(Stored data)
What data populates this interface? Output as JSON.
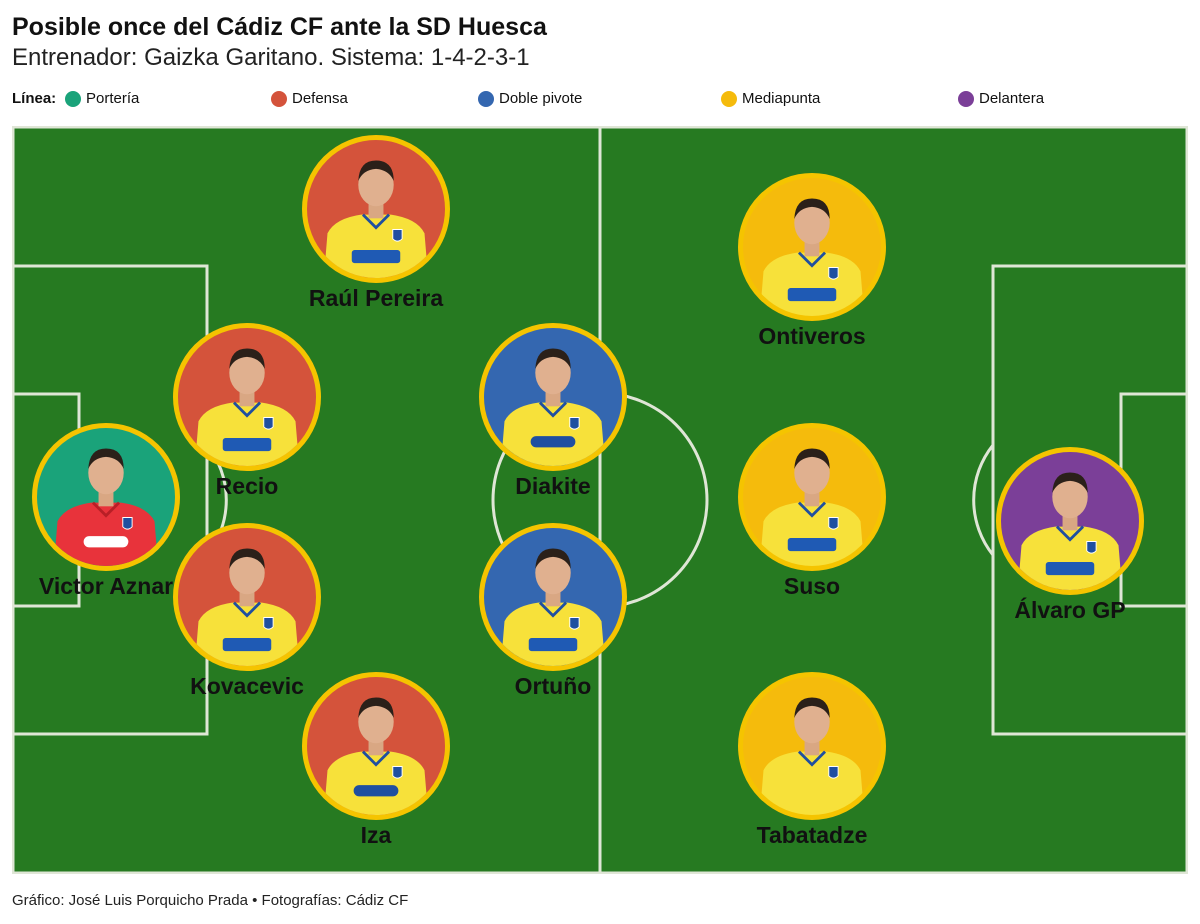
{
  "header": {
    "title": "Posible once del Cádiz CF ante la SD Huesca",
    "subtitle": "Entrenador: Gaizka Garitano. Sistema: 1-4-2-3-1"
  },
  "legend": {
    "title": "Línea:",
    "items": [
      {
        "label": "Portería",
        "color": "#1aa37a"
      },
      {
        "label": "Defensa",
        "color": "#d4533b"
      },
      {
        "label": "Doble pivote",
        "color": "#3467b0"
      },
      {
        "label": "Mediapunta",
        "color": "#f5bb0c"
      },
      {
        "label": "Delantera",
        "color": "#7b3f98"
      }
    ]
  },
  "pitch": {
    "grass_color": "#267a21",
    "line_color": "#dfe6d6"
  },
  "players": [
    {
      "name": "Victor Aznar",
      "line": "Portería",
      "shirt": "red-keeper"
    },
    {
      "name": "Raúl Pereira",
      "line": "Defensa",
      "shirt": "digi"
    },
    {
      "name": "Recio",
      "line": "Defensa",
      "shirt": "digi"
    },
    {
      "name": "Kovacevic",
      "line": "Defensa",
      "shirt": "digi"
    },
    {
      "name": "Iza",
      "line": "Defensa",
      "shirt": "silbo"
    },
    {
      "name": "Diakite",
      "line": "Doble pivote",
      "shirt": "silbo"
    },
    {
      "name": "Ortuño",
      "line": "Doble pivote",
      "shirt": "digi"
    },
    {
      "name": "Ontiveros",
      "line": "Mediapunta",
      "shirt": "digi"
    },
    {
      "name": "Suso",
      "line": "Mediapunta",
      "shirt": "digi"
    },
    {
      "name": "Tabatadze",
      "line": "Mediapunta",
      "shirt": "plain"
    },
    {
      "name": "Álvaro GP",
      "line": "Delantera",
      "shirt": "digi"
    }
  ],
  "footer": "Gráfico: José Luis Porquicho Prada • Fotografías: Cádiz CF"
}
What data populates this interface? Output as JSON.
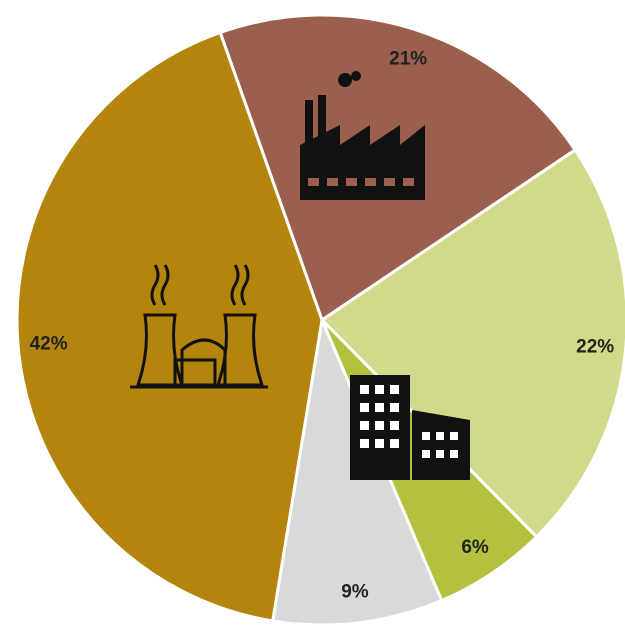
{
  "chart_data": {
    "type": "pie",
    "categories": [
      null,
      null,
      null,
      null,
      null
    ],
    "values": [
      21,
      22,
      6,
      9,
      42
    ],
    "value_labels": [
      "21%",
      "22%",
      "6%",
      "9%",
      "42%"
    ],
    "colors": [
      "#9b5f4d",
      "#d3d98a",
      "#b3c13f",
      "#d9d9d9",
      "#b4850d"
    ],
    "start_angle": -19.5
  }
}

* _Exercise_
Return the full material word for word. Do not include the pictures.

* _Correct answer_
What data populates this interface? Output as JSON.
{
  "header": {
    "title": "Posible once del Cádiz CF ante la SD Huesca",
    "subtitle": "Entrenador: Gaizka Garitano. Sistema: 1-4-2-3-1"
  },
  "legend": {
    "title": "Línea:",
    "items": [
      {
        "label": "Portería",
        "color": "#1aa37a"
      },
      {
        "label": "Defensa",
        "color": "#d4533b"
      },
      {
        "label": "Doble pivote",
        "color": "#3467b0"
      },
      {
        "label": "Mediapunta",
        "color": "#f5bb0c"
      },
      {
        "label": "Delantera",
        "color": "#7b3f98"
      }
    ]
  },
  "pitch": {
    "grass_color": "#267a21",
    "line_color": "#dfe6d6"
  },
  "players": [
    {
      "name": "Victor Aznar",
      "line": "Portería",
      "shirt": "red-keeper"
    },
    {
      "name": "Raúl Pereira",
      "line": "Defensa",
      "shirt": "digi"
    },
    {
      "name": "Recio",
      "line": "Defensa",
      "shirt": "digi"
    },
    {
      "name": "Kovacevic",
      "line": "Defensa",
      "shirt": "digi"
    },
    {
      "name": "Iza",
      "line": "Defensa",
      "shirt": "silbo"
    },
    {
      "name": "Diakite",
      "line": "Doble pivote",
      "shirt": "silbo"
    },
    {
      "name": "Ortuño",
      "line": "Doble pivote",
      "shirt": "digi"
    },
    {
      "name": "Ontiveros",
      "line": "Mediapunta",
      "shirt": "digi"
    },
    {
      "name": "Suso",
      "line": "Mediapunta",
      "shirt": "digi"
    },
    {
      "name": "Tabatadze",
      "line": "Mediapunta",
      "shirt": "plain"
    },
    {
      "name": "Álvaro GP",
      "line": "Delantera",
      "shirt": "digi"
    }
  ],
  "footer": "Gráfico: José Luis Porquicho Prada • Fotografías: Cádiz CF"
}
What data populates this interface? Output as JSON.
{
  "chart_data": {
    "type": "pie",
    "categories": [
      null,
      null,
      null,
      null,
      null
    ],
    "values": [
      21,
      22,
      6,
      9,
      42
    ],
    "value_labels": [
      "21%",
      "22%",
      "6%",
      "9%",
      "42%"
    ],
    "colors": [
      "#9b5f4d",
      "#d3d98a",
      "#b3c13f",
      "#d9d9d9",
      "#b4850d"
    ],
    "start_angle": -19.5
  }
}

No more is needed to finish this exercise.